» **Work instructions**
Restate, word for word, all of the material shown below.

-- Start of Supplied records --

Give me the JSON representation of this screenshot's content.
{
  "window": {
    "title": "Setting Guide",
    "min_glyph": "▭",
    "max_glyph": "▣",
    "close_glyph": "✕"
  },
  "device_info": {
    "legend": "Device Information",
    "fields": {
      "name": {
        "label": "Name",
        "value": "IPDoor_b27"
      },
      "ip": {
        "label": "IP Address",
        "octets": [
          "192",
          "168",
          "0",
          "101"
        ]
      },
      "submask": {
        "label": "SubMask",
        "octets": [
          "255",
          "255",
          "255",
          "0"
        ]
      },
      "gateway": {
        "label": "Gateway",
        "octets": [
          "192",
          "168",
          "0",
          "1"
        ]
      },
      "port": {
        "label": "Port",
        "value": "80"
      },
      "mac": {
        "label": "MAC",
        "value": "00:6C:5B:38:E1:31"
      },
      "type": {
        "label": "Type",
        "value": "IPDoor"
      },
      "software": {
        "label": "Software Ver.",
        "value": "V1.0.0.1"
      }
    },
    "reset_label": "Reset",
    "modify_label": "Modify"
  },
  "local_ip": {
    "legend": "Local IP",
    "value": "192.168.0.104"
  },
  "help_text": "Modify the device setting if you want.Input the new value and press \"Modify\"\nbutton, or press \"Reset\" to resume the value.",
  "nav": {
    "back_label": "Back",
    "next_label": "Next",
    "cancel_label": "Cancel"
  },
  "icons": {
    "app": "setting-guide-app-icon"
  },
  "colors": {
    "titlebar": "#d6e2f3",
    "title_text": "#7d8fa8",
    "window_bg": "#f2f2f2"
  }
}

-- End of Supplied records --

» **Result for this exercise**
Give me the JSON representation of this screenshot's content.
{
  "window": {
    "title": "Setting Guide",
    "min_glyph": "▭",
    "max_glyph": "▣",
    "close_glyph": "✕"
  },
  "device_info": {
    "legend": "Device Information",
    "fields": {
      "name": {
        "label": "Name",
        "value": "IPDoor_b27"
      },
      "ip": {
        "label": "IP Address",
        "octets": [
          "192",
          "168",
          "0",
          "101"
        ]
      },
      "submask": {
        "label": "SubMask",
        "octets": [
          "255",
          "255",
          "255",
          "0"
        ]
      },
      "gateway": {
        "label": "Gateway",
        "octets": [
          "192",
          "168",
          "0",
          "1"
        ]
      },
      "port": {
        "label": "Port",
        "value": "80"
      },
      "mac": {
        "label": "MAC",
        "value": "00:6C:5B:38:E1:31"
      },
      "type": {
        "label": "Type",
        "value": "IPDoor"
      },
      "software": {
        "label": "Software Ver.",
        "value": "V1.0.0.1"
      }
    },
    "reset_label": "Reset",
    "modify_label": "Modify"
  },
  "local_ip": {
    "legend": "Local IP",
    "value": "192.168.0.104"
  },
  "help_text": "Modify the device setting if you want.Input the new value and press \"Modify\"\nbutton, or press \"Reset\" to resume the value.",
  "nav": {
    "back_label": "Back",
    "next_label": "Next",
    "cancel_label": "Cancel"
  },
  "icons": {
    "app": "setting-guide-app-icon"
  },
  "colors": {
    "titlebar": "#d6e2f3",
    "title_text": "#7d8fa8",
    "window_bg": "#f2f2f2"
  }
}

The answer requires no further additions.